▶ [Exercise details]:
Copy all of the material below exactly.

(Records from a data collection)
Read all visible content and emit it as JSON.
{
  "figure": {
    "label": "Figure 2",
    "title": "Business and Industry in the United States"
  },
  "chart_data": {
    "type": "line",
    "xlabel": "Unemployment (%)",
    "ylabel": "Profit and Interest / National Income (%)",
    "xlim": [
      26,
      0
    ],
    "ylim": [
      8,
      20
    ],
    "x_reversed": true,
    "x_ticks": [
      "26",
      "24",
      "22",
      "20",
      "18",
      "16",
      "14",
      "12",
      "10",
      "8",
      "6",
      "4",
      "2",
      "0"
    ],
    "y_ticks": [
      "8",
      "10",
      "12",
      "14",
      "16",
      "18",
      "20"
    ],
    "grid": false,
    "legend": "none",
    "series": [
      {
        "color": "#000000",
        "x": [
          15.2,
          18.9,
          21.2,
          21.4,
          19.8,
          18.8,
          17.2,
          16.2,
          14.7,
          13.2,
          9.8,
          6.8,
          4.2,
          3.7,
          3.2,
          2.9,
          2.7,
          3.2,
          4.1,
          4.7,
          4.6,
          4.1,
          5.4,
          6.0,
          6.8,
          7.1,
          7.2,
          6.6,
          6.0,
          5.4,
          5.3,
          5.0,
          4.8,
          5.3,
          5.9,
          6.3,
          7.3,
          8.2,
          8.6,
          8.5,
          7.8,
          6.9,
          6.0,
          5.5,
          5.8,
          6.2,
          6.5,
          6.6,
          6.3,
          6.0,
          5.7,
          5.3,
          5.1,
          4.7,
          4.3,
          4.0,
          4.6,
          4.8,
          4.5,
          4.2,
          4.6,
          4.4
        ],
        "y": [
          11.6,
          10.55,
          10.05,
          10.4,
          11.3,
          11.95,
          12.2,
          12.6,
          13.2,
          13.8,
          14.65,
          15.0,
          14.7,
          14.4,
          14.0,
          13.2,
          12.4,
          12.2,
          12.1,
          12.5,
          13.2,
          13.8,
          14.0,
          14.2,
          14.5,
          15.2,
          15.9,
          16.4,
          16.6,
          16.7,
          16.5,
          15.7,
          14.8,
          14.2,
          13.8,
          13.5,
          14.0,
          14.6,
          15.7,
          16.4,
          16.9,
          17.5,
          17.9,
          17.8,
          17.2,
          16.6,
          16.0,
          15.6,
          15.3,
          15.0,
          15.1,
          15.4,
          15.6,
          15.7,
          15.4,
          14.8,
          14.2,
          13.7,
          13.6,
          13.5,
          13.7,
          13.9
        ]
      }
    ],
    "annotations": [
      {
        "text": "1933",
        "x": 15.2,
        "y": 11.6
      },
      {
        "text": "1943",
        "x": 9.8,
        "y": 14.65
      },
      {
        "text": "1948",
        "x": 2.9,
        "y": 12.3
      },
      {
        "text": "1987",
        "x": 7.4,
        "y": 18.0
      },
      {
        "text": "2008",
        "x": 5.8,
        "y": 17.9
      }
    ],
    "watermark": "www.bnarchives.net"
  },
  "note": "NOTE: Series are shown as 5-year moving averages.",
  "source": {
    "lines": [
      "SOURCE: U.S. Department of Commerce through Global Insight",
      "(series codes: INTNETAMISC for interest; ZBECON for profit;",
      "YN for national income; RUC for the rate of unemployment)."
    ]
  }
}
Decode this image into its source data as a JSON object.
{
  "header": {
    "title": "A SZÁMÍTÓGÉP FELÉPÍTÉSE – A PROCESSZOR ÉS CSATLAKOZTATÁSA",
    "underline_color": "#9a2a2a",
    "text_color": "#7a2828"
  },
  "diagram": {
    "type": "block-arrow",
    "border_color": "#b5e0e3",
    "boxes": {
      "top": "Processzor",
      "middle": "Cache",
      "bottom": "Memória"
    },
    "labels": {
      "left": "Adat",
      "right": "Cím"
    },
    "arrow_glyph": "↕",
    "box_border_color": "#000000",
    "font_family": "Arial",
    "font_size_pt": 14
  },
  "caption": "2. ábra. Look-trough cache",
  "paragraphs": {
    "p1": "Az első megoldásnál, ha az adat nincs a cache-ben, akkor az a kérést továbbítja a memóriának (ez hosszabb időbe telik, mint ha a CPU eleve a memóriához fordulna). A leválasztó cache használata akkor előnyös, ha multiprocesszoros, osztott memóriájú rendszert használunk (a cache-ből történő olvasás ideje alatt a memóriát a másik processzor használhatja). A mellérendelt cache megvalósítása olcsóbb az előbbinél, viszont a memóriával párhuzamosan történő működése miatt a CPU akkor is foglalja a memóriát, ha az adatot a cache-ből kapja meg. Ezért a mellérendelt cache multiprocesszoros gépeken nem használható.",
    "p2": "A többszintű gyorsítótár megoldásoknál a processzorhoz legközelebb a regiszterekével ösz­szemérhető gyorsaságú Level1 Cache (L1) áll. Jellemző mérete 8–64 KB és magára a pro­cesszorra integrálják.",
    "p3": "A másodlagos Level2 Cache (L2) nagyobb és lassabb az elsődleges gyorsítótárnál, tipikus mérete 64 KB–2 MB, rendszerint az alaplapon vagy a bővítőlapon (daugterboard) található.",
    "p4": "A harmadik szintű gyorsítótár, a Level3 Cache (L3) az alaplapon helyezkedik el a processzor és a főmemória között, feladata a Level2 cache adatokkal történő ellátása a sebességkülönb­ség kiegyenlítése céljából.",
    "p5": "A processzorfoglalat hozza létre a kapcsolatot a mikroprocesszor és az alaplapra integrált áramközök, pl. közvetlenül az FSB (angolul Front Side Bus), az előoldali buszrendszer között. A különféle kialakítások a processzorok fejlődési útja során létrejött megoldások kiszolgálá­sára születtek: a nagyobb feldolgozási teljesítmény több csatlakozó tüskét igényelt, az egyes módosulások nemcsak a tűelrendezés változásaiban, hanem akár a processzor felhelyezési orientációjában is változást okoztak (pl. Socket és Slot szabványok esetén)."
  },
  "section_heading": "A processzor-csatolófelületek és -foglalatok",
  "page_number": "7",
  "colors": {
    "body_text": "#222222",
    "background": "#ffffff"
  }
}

▶ [Solution for this problem]:
Read all visible content and emit it as JSON.
{
  "figure": {
    "label": "Figure 2",
    "title": "Business and Industry in the United States"
  },
  "chart_data": {
    "type": "line",
    "xlabel": "Unemployment (%)",
    "ylabel": "Profit and Interest / National Income (%)",
    "xlim": [
      26,
      0
    ],
    "ylim": [
      8,
      20
    ],
    "x_reversed": true,
    "x_ticks": [
      "26",
      "24",
      "22",
      "20",
      "18",
      "16",
      "14",
      "12",
      "10",
      "8",
      "6",
      "4",
      "2",
      "0"
    ],
    "y_ticks": [
      "8",
      "10",
      "12",
      "14",
      "16",
      "18",
      "20"
    ],
    "grid": false,
    "legend": "none",
    "series": [
      {
        "color": "#000000",
        "x": [
          15.2,
          18.9,
          21.2,
          21.4,
          19.8,
          18.8,
          17.2,
          16.2,
          14.7,
          13.2,
          9.8,
          6.8,
          4.2,
          3.7,
          3.2,
          2.9,
          2.7,
          3.2,
          4.1,
          4.7,
          4.6,
          4.1,
          5.4,
          6.0,
          6.8,
          7.1,
          7.2,
          6.6,
          6.0,
          5.4,
          5.3,
          5.0,
          4.8,
          5.3,
          5.9,
          6.3,
          7.3,
          8.2,
          8.6,
          8.5,
          7.8,
          6.9,
          6.0,
          5.5,
          5.8,
          6.2,
          6.5,
          6.6,
          6.3,
          6.0,
          5.7,
          5.3,
          5.1,
          4.7,
          4.3,
          4.0,
          4.6,
          4.8,
          4.5,
          4.2,
          4.6,
          4.4
        ],
        "y": [
          11.6,
          10.55,
          10.05,
          10.4,
          11.3,
          11.95,
          12.2,
          12.6,
          13.2,
          13.8,
          14.65,
          15.0,
          14.7,
          14.4,
          14.0,
          13.2,
          12.4,
          12.2,
          12.1,
          12.5,
          13.2,
          13.8,
          14.0,
          14.2,
          14.5,
          15.2,
          15.9,
          16.4,
          16.6,
          16.7,
          16.5,
          15.7,
          14.8,
          14.2,
          13.8,
          13.5,
          14.0,
          14.6,
          15.7,
          16.4,
          16.9,
          17.5,
          17.9,
          17.8,
          17.2,
          16.6,
          16.0,
          15.6,
          15.3,
          15.0,
          15.1,
          15.4,
          15.6,
          15.7,
          15.4,
          14.8,
          14.2,
          13.7,
          13.6,
          13.5,
          13.7,
          13.9
        ]
      }
    ],
    "annotations": [
      {
        "text": "1933",
        "x": 15.2,
        "y": 11.6
      },
      {
        "text": "1943",
        "x": 9.8,
        "y": 14.65
      },
      {
        "text": "1948",
        "x": 2.9,
        "y": 12.3
      },
      {
        "text": "1987",
        "x": 7.4,
        "y": 18.0
      },
      {
        "text": "2008",
        "x": 5.8,
        "y": 17.9
      }
    ],
    "watermark": "www.bnarchives.net"
  },
  "note": "NOTE: Series are shown as 5-year moving averages.",
  "source": {
    "lines": [
      "SOURCE: U.S. Department of Commerce through Global Insight",
      "(series codes: INTNETAMISC for interest; ZBECON for profit;",
      "YN for national income; RUC for the rate of unemployment)."
    ]
  }
}
Decode this image into its source data as a JSON object.
{
  "header": {
    "title": "A SZÁMÍTÓGÉP FELÉPÍTÉSE – A PROCESSZOR ÉS CSATLAKOZTATÁSA",
    "underline_color": "#9a2a2a",
    "text_color": "#7a2828"
  },
  "diagram": {
    "type": "block-arrow",
    "border_color": "#b5e0e3",
    "boxes": {
      "top": "Processzor",
      "middle": "Cache",
      "bottom": "Memória"
    },
    "labels": {
      "left": "Adat",
      "right": "Cím"
    },
    "arrow_glyph": "↕",
    "box_border_color": "#000000",
    "font_family": "Arial",
    "font_size_pt": 14
  },
  "caption": "2. ábra. Look-trough cache",
  "paragraphs": {
    "p1": "Az első megoldásnál, ha az adat nincs a cache-ben, akkor az a kérést továbbítja a memóriának (ez hosszabb időbe telik, mint ha a CPU eleve a memóriához fordulna). A leválasztó cache használata akkor előnyös, ha multiprocesszoros, osztott memóriájú rendszert használunk (a cache-ből történő olvasás ideje alatt a memóriát a másik processzor használhatja). A mellérendelt cache megvalósítása olcsóbb az előbbinél, viszont a memóriával párhuzamosan történő működése miatt a CPU akkor is foglalja a memóriát, ha az adatot a cache-ből kapja meg. Ezért a mellérendelt cache multiprocesszoros gépeken nem használható.",
    "p2": "A többszintű gyorsítótár megoldásoknál a processzorhoz legközelebb a regiszterekével ösz­szemérhető gyorsaságú Level1 Cache (L1) áll. Jellemző mérete 8–64 KB és magára a pro­cesszorra integrálják.",
    "p3": "A másodlagos Level2 Cache (L2) nagyobb és lassabb az elsődleges gyorsítótárnál, tipikus mérete 64 KB–2 MB, rendszerint az alaplapon vagy a bővítőlapon (daugterboard) található.",
    "p4": "A harmadik szintű gyorsítótár, a Level3 Cache (L3) az alaplapon helyezkedik el a processzor és a főmemória között, feladata a Level2 cache adatokkal történő ellátása a sebességkülönb­ség kiegyenlítése céljából.",
    "p5": "A processzorfoglalat hozza létre a kapcsolatot a mikroprocesszor és az alaplapra integrált áramközök, pl. közvetlenül az FSB (angolul Front Side Bus), az előoldali buszrendszer között. A különféle kialakítások a processzorok fejlődési útja során létrejött megoldások kiszolgálá­sára születtek: a nagyobb feldolgozási teljesítmény több csatlakozó tüskét igényelt, az egyes módosulások nemcsak a tűelrendezés változásaiban, hanem akár a processzor felhelyezési orientációjában is változást okoztak (pl. Socket és Slot szabványok esetén)."
  },
  "section_heading": "A processzor-csatolófelületek és -foglalatok",
  "page_number": "7",
  "colors": {
    "body_text": "#222222",
    "background": "#ffffff"
  }
}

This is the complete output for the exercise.